_WHAT YOU SHOULD DO_.
Reproduce every line of the listing below without changing a single character.

_RAW RECORDS_.
▽
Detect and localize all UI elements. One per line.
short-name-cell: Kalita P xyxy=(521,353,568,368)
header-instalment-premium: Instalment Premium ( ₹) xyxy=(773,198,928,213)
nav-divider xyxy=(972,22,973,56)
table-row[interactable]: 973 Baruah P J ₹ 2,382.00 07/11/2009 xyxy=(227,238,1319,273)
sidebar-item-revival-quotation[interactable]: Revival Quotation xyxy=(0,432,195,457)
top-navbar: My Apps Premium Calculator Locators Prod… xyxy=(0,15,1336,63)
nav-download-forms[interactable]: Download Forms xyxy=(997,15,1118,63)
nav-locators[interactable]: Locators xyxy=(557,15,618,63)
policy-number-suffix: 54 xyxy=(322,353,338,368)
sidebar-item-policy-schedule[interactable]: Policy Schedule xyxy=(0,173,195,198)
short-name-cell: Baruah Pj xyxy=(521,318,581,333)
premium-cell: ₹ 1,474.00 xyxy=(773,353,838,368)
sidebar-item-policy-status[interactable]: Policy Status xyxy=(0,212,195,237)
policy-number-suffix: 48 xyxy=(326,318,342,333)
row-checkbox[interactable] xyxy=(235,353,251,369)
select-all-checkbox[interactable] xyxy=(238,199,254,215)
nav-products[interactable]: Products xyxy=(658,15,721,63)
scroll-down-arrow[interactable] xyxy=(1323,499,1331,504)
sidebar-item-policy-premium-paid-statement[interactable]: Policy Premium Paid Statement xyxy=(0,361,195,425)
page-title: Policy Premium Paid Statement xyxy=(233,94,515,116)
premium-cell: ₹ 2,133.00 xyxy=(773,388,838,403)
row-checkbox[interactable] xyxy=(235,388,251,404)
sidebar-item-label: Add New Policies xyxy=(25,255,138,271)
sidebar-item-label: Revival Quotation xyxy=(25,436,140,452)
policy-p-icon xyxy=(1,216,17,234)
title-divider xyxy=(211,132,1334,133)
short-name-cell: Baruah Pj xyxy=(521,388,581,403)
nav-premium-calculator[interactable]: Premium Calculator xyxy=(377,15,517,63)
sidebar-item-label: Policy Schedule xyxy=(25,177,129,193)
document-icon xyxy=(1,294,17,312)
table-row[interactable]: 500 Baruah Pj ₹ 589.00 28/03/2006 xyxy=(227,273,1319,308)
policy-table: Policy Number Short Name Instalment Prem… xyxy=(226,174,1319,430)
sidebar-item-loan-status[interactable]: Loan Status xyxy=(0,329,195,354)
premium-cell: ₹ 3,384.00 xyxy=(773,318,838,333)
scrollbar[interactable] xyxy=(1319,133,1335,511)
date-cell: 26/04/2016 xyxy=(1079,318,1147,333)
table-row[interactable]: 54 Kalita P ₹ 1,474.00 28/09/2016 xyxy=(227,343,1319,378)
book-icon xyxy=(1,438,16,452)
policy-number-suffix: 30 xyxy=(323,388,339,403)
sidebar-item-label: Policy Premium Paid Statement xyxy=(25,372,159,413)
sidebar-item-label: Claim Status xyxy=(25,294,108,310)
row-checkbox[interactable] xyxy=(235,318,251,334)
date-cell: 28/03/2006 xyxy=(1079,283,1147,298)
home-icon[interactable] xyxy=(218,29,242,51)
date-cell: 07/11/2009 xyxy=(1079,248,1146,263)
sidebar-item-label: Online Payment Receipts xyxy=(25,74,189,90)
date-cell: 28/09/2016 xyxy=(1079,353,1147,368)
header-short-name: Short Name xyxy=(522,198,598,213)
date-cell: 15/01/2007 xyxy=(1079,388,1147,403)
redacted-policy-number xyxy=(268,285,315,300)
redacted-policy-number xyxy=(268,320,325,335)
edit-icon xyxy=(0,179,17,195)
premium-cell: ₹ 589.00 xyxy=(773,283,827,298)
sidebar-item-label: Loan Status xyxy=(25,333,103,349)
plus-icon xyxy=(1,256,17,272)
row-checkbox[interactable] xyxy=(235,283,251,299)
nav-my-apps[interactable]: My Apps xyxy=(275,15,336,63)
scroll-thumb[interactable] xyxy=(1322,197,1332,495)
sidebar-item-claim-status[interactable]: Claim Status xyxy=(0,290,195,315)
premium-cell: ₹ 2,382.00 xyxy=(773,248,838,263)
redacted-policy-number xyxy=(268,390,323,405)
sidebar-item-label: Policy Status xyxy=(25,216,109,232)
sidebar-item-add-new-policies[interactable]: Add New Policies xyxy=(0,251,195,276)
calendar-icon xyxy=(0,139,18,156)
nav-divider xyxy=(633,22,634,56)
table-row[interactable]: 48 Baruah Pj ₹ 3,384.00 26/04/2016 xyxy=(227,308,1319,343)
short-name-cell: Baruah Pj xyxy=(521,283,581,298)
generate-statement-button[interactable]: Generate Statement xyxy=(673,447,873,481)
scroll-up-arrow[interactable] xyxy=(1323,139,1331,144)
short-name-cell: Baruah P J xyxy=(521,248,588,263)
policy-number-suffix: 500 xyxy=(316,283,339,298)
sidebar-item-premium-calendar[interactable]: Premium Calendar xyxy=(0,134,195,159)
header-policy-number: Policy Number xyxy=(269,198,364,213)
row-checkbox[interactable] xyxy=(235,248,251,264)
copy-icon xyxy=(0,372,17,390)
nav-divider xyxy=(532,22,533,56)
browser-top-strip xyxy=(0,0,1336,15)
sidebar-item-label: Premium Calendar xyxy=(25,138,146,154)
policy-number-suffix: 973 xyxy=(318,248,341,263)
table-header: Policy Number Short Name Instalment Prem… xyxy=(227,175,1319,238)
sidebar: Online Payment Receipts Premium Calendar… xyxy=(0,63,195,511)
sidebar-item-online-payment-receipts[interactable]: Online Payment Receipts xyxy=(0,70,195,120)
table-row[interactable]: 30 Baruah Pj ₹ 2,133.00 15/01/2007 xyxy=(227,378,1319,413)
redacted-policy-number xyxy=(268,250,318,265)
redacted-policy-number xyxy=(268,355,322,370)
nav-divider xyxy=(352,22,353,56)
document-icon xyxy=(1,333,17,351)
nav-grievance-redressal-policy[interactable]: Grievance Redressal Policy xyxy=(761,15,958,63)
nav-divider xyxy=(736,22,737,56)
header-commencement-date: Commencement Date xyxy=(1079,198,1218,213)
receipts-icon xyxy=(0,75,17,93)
△
_ANSWER_.
Detect and localize all UI elements. One per line.
short-name-cell: Kalita P xyxy=(521,353,568,368)
header-instalment-premium: Instalment Premium ( ₹) xyxy=(773,198,928,213)
nav-divider xyxy=(972,22,973,56)
table-row[interactable]: 973 Baruah P J ₹ 2,382.00 07/11/2009 xyxy=(227,238,1319,273)
sidebar-item-revival-quotation[interactable]: Revival Quotation xyxy=(0,432,195,457)
top-navbar: My Apps Premium Calculator Locators Prod… xyxy=(0,15,1336,63)
nav-download-forms[interactable]: Download Forms xyxy=(997,15,1118,63)
nav-locators[interactable]: Locators xyxy=(557,15,618,63)
policy-number-suffix: 54 xyxy=(322,353,338,368)
sidebar-item-policy-schedule[interactable]: Policy Schedule xyxy=(0,173,195,198)
short-name-cell: Baruah Pj xyxy=(521,318,581,333)
premium-cell: ₹ 1,474.00 xyxy=(773,353,838,368)
sidebar-item-policy-status[interactable]: Policy Status xyxy=(0,212,195,237)
policy-number-suffix: 48 xyxy=(326,318,342,333)
row-checkbox[interactable] xyxy=(235,353,251,369)
select-all-checkbox[interactable] xyxy=(238,199,254,215)
nav-products[interactable]: Products xyxy=(658,15,721,63)
scroll-down-arrow[interactable] xyxy=(1323,499,1331,504)
sidebar-item-policy-premium-paid-statement[interactable]: Policy Premium Paid Statement xyxy=(0,361,195,425)
page-title: Policy Premium Paid Statement xyxy=(233,94,515,116)
premium-cell: ₹ 2,133.00 xyxy=(773,388,838,403)
row-checkbox[interactable] xyxy=(235,388,251,404)
sidebar-item-label: Add New Policies xyxy=(25,255,138,271)
sidebar-item-label: Revival Quotation xyxy=(25,436,140,452)
policy-p-icon xyxy=(1,216,17,234)
title-divider xyxy=(211,132,1334,133)
short-name-cell: Baruah Pj xyxy=(521,388,581,403)
nav-premium-calculator[interactable]: Premium Calculator xyxy=(377,15,517,63)
sidebar-item-label: Policy Schedule xyxy=(25,177,129,193)
document-icon xyxy=(1,294,17,312)
table-row[interactable]: 500 Baruah Pj ₹ 589.00 28/03/2006 xyxy=(227,273,1319,308)
policy-table: Policy Number Short Name Instalment Prem… xyxy=(226,174,1319,430)
sidebar-item-loan-status[interactable]: Loan Status xyxy=(0,329,195,354)
premium-cell: ₹ 3,384.00 xyxy=(773,318,838,333)
scrollbar[interactable] xyxy=(1319,133,1335,511)
date-cell: 26/04/2016 xyxy=(1079,318,1147,333)
table-row[interactable]: 54 Kalita P ₹ 1,474.00 28/09/2016 xyxy=(227,343,1319,378)
book-icon xyxy=(1,438,16,452)
policy-number-suffix: 30 xyxy=(323,388,339,403)
sidebar-item-label: Policy Premium Paid Statement xyxy=(25,372,159,413)
sidebar-item-label: Claim Status xyxy=(25,294,108,310)
row-checkbox[interactable] xyxy=(235,318,251,334)
date-cell: 28/03/2006 xyxy=(1079,283,1147,298)
home-icon[interactable] xyxy=(218,29,242,51)
date-cell: 07/11/2009 xyxy=(1079,248,1146,263)
sidebar-item-label: Online Payment Receipts xyxy=(25,74,189,90)
date-cell: 28/09/2016 xyxy=(1079,353,1147,368)
header-short-name: Short Name xyxy=(522,198,598,213)
date-cell: 15/01/2007 xyxy=(1079,388,1147,403)
redacted-policy-number xyxy=(268,285,315,300)
redacted-policy-number xyxy=(268,320,325,335)
edit-icon xyxy=(0,179,17,195)
premium-cell: ₹ 589.00 xyxy=(773,283,827,298)
sidebar-item-label: Loan Status xyxy=(25,333,103,349)
plus-icon xyxy=(1,256,17,272)
row-checkbox[interactable] xyxy=(235,283,251,299)
nav-my-apps[interactable]: My Apps xyxy=(275,15,336,63)
scroll-thumb[interactable] xyxy=(1322,197,1332,495)
sidebar-item-claim-status[interactable]: Claim Status xyxy=(0,290,195,315)
premium-cell: ₹ 2,382.00 xyxy=(773,248,838,263)
redacted-policy-number xyxy=(268,390,323,405)
sidebar-item-label: Policy Status xyxy=(25,216,109,232)
sidebar-item-add-new-policies[interactable]: Add New Policies xyxy=(0,251,195,276)
calendar-icon xyxy=(0,139,18,156)
nav-divider xyxy=(633,22,634,56)
table-row[interactable]: 48 Baruah Pj ₹ 3,384.00 26/04/2016 xyxy=(227,308,1319,343)
short-name-cell: Baruah Pj xyxy=(521,283,581,298)
generate-statement-button[interactable]: Generate Statement xyxy=(673,447,873,481)
scroll-up-arrow[interactable] xyxy=(1323,139,1331,144)
short-name-cell: Baruah P J xyxy=(521,248,588,263)
policy-number-suffix: 500 xyxy=(316,283,339,298)
sidebar-item-premium-calendar[interactable]: Premium Calendar xyxy=(0,134,195,159)
header-policy-number: Policy Number xyxy=(269,198,364,213)
row-checkbox[interactable] xyxy=(235,248,251,264)
copy-icon xyxy=(0,372,17,390)
nav-divider xyxy=(532,22,533,56)
browser-top-strip xyxy=(0,0,1336,15)
sidebar-item-label: Premium Calendar xyxy=(25,138,146,154)
policy-number-suffix: 973 xyxy=(318,248,341,263)
table-header: Policy Number Short Name Instalment Prem… xyxy=(227,175,1319,238)
sidebar: Online Payment Receipts Premium Calendar… xyxy=(0,63,195,511)
sidebar-item-online-payment-receipts[interactable]: Online Payment Receipts xyxy=(0,70,195,120)
table-row[interactable]: 30 Baruah Pj ₹ 2,133.00 15/01/2007 xyxy=(227,378,1319,413)
redacted-policy-number xyxy=(268,250,318,265)
redacted-policy-number xyxy=(268,355,322,370)
nav-divider xyxy=(352,22,353,56)
document-icon xyxy=(1,333,17,351)
nav-grievance-redressal-policy[interactable]: Grievance Redressal Policy xyxy=(761,15,958,63)
nav-divider xyxy=(736,22,737,56)
header-commencement-date: Commencement Date xyxy=(1079,198,1218,213)
receipts-icon xyxy=(0,75,17,93)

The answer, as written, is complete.